Retype each record below word for word. Leave the pictures out.
****
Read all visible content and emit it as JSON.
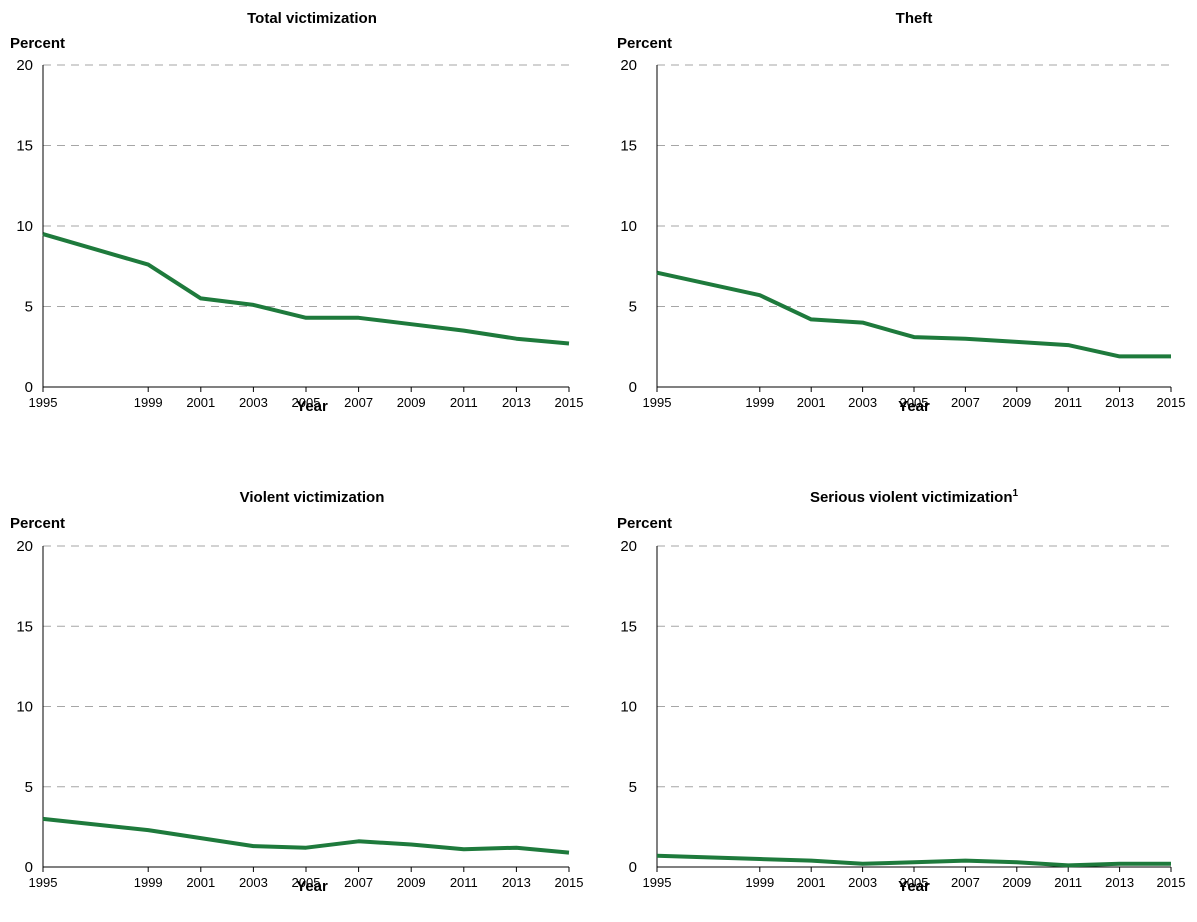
{
  "chart_data": [
    {
      "type": "line",
      "title": "Total victimization",
      "ylabel": "Percent",
      "xlabel": "Year",
      "ylim": [
        0,
        20
      ],
      "yticks": [
        0,
        5,
        10,
        15,
        20
      ],
      "xlim": [
        1995,
        2015
      ],
      "xticks": [
        1995,
        1999,
        2001,
        2003,
        2005,
        2007,
        2009,
        2011,
        2013,
        2015
      ],
      "grid": "horizontal dashed",
      "series": [
        {
          "x": [
            1995,
            1999,
            2001,
            2003,
            2005,
            2007,
            2009,
            2011,
            2013,
            2015
          ],
          "values": [
            9.5,
            7.6,
            5.5,
            5.1,
            4.3,
            4.3,
            3.9,
            3.5,
            3.0,
            2.7
          ]
        }
      ]
    },
    {
      "type": "line",
      "title": "Theft",
      "ylabel": "Percent",
      "xlabel": "Year",
      "ylim": [
        0,
        20
      ],
      "yticks": [
        0,
        5,
        10,
        15,
        20
      ],
      "xlim": [
        1995,
        2015
      ],
      "xticks": [
        1995,
        1999,
        2001,
        2003,
        2005,
        2007,
        2009,
        2011,
        2013,
        2015
      ],
      "grid": "horizontal dashed",
      "series": [
        {
          "x": [
            1995,
            1999,
            2001,
            2003,
            2005,
            2007,
            2009,
            2011,
            2013,
            2015
          ],
          "values": [
            7.1,
            5.7,
            4.2,
            4.0,
            3.1,
            3.0,
            2.8,
            2.6,
            1.9,
            1.9
          ]
        }
      ]
    },
    {
      "type": "line",
      "title": "Violent victimization",
      "ylabel": "Percent",
      "xlabel": "Year",
      "ylim": [
        0,
        20
      ],
      "yticks": [
        0,
        5,
        10,
        15,
        20
      ],
      "xlim": [
        1995,
        2015
      ],
      "xticks": [
        1995,
        1999,
        2001,
        2003,
        2005,
        2007,
        2009,
        2011,
        2013,
        2015
      ],
      "grid": "horizontal dashed",
      "series": [
        {
          "x": [
            1995,
            1999,
            2001,
            2003,
            2005,
            2007,
            2009,
            2011,
            2013,
            2015
          ],
          "values": [
            3.0,
            2.3,
            1.8,
            1.3,
            1.2,
            1.6,
            1.4,
            1.1,
            1.2,
            0.9
          ]
        }
      ]
    },
    {
      "type": "line",
      "title": "Serious violent victimization",
      "title_superscript": "1",
      "ylabel": "Percent",
      "xlabel": "Year",
      "ylim": [
        0,
        20
      ],
      "yticks": [
        0,
        5,
        10,
        15,
        20
      ],
      "xlim": [
        1995,
        2015
      ],
      "xticks": [
        1995,
        1999,
        2001,
        2003,
        2005,
        2007,
        2009,
        2011,
        2013,
        2015
      ],
      "grid": "horizontal dashed",
      "series": [
        {
          "x": [
            1995,
            1999,
            2001,
            2003,
            2005,
            2007,
            2009,
            2011,
            2013,
            2015
          ],
          "values": [
            0.7,
            0.5,
            0.4,
            0.2,
            0.3,
            0.4,
            0.3,
            0.1,
            0.2,
            0.2
          ]
        }
      ]
    }
  ],
  "colors": {
    "series": "#1e7a3c",
    "grid": "#a6a6a6",
    "axis": "#000000"
  }
}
****
## Response to the exercise
Read all visible content and emit it as JSON.
{
  "chart_data": [
    {
      "type": "line",
      "title": "Total victimization",
      "ylabel": "Percent",
      "xlabel": "Year",
      "ylim": [
        0,
        20
      ],
      "yticks": [
        0,
        5,
        10,
        15,
        20
      ],
      "xlim": [
        1995,
        2015
      ],
      "xticks": [
        1995,
        1999,
        2001,
        2003,
        2005,
        2007,
        2009,
        2011,
        2013,
        2015
      ],
      "grid": "horizontal dashed",
      "series": [
        {
          "x": [
            1995,
            1999,
            2001,
            2003,
            2005,
            2007,
            2009,
            2011,
            2013,
            2015
          ],
          "values": [
            9.5,
            7.6,
            5.5,
            5.1,
            4.3,
            4.3,
            3.9,
            3.5,
            3.0,
            2.7
          ]
        }
      ]
    },
    {
      "type": "line",
      "title": "Theft",
      "ylabel": "Percent",
      "xlabel": "Year",
      "ylim": [
        0,
        20
      ],
      "yticks": [
        0,
        5,
        10,
        15,
        20
      ],
      "xlim": [
        1995,
        2015
      ],
      "xticks": [
        1995,
        1999,
        2001,
        2003,
        2005,
        2007,
        2009,
        2011,
        2013,
        2015
      ],
      "grid": "horizontal dashed",
      "series": [
        {
          "x": [
            1995,
            1999,
            2001,
            2003,
            2005,
            2007,
            2009,
            2011,
            2013,
            2015
          ],
          "values": [
            7.1,
            5.7,
            4.2,
            4.0,
            3.1,
            3.0,
            2.8,
            2.6,
            1.9,
            1.9
          ]
        }
      ]
    },
    {
      "type": "line",
      "title": "Violent victimization",
      "ylabel": "Percent",
      "xlabel": "Year",
      "ylim": [
        0,
        20
      ],
      "yticks": [
        0,
        5,
        10,
        15,
        20
      ],
      "xlim": [
        1995,
        2015
      ],
      "xticks": [
        1995,
        1999,
        2001,
        2003,
        2005,
        2007,
        2009,
        2011,
        2013,
        2015
      ],
      "grid": "horizontal dashed",
      "series": [
        {
          "x": [
            1995,
            1999,
            2001,
            2003,
            2005,
            2007,
            2009,
            2011,
            2013,
            2015
          ],
          "values": [
            3.0,
            2.3,
            1.8,
            1.3,
            1.2,
            1.6,
            1.4,
            1.1,
            1.2,
            0.9
          ]
        }
      ]
    },
    {
      "type": "line",
      "title": "Serious violent victimization",
      "title_superscript": "1",
      "ylabel": "Percent",
      "xlabel": "Year",
      "ylim": [
        0,
        20
      ],
      "yticks": [
        0,
        5,
        10,
        15,
        20
      ],
      "xlim": [
        1995,
        2015
      ],
      "xticks": [
        1995,
        1999,
        2001,
        2003,
        2005,
        2007,
        2009,
        2011,
        2013,
        2015
      ],
      "grid": "horizontal dashed",
      "series": [
        {
          "x": [
            1995,
            1999,
            2001,
            2003,
            2005,
            2007,
            2009,
            2011,
            2013,
            2015
          ],
          "values": [
            0.7,
            0.5,
            0.4,
            0.2,
            0.3,
            0.4,
            0.3,
            0.1,
            0.2,
            0.2
          ]
        }
      ]
    }
  ],
  "colors": {
    "series": "#1e7a3c",
    "grid": "#a6a6a6",
    "axis": "#000000"
  }
}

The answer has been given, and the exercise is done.